* _The request_: From the records below, copy every line that contains the word "COLLECTION".
:: Listed records
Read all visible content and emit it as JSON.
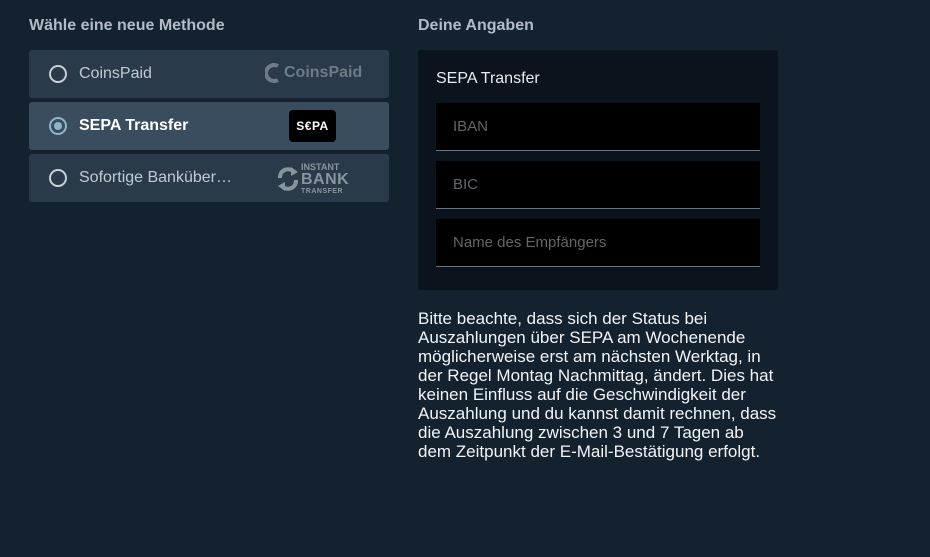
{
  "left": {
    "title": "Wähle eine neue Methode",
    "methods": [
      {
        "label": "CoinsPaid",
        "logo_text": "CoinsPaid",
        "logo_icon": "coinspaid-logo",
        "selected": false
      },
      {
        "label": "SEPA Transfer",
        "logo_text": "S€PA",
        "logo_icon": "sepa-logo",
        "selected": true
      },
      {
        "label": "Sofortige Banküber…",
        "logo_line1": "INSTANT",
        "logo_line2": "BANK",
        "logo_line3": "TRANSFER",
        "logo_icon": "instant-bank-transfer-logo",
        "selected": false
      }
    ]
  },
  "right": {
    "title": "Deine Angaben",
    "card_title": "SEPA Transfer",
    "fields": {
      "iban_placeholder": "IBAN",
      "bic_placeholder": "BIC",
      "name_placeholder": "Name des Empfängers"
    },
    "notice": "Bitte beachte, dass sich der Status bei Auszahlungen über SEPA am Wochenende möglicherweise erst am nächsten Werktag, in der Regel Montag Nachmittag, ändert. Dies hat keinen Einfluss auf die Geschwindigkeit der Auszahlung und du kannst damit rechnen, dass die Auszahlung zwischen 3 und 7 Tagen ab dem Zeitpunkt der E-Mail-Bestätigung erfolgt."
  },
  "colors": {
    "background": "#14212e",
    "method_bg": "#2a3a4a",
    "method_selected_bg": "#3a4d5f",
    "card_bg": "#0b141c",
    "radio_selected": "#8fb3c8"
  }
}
::::
:: Listed records
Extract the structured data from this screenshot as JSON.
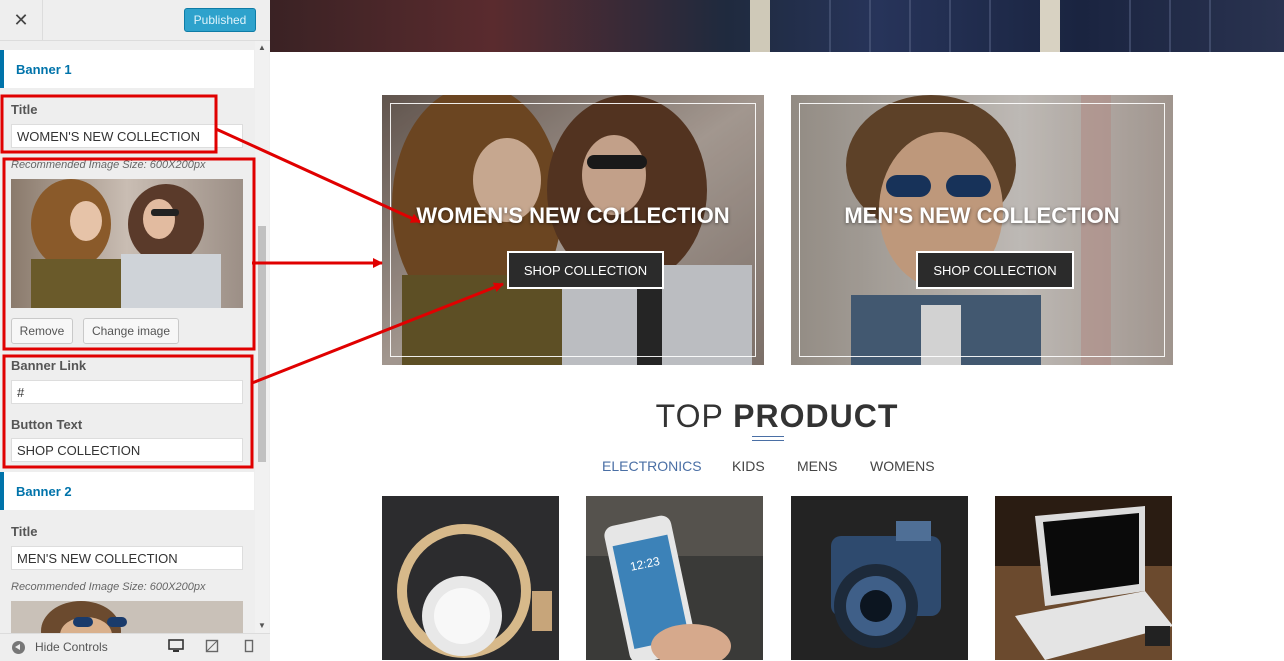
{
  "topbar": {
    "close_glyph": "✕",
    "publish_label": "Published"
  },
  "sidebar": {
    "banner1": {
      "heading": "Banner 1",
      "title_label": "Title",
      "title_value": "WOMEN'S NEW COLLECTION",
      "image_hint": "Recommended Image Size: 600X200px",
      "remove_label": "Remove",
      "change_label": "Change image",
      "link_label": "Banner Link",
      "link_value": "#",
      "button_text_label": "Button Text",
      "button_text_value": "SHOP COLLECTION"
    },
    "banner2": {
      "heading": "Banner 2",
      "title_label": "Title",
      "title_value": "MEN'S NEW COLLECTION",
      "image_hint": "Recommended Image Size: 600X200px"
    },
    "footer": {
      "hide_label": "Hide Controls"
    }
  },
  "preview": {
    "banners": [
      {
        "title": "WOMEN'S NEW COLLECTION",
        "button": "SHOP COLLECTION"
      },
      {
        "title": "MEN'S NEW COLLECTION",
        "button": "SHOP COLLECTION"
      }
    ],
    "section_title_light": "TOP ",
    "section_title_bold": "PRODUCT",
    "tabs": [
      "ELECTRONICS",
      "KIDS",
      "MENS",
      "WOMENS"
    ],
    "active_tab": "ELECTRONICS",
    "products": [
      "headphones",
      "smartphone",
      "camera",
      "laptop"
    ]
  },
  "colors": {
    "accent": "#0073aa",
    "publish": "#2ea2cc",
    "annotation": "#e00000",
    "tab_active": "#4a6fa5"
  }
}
::::
* _Complete output_:
      "title_value": "WOMEN'S NEW COLLECTION",
      "button_text_value": "SHOP COLLECTION"
      "title_value": "MEN'S NEW COLLECTION",
        "title": "WOMEN'S NEW COLLECTION",
        "button": "SHOP COLLECTION"
        "title": "MEN'S NEW COLLECTION",
        "button": "SHOP COLLECTION"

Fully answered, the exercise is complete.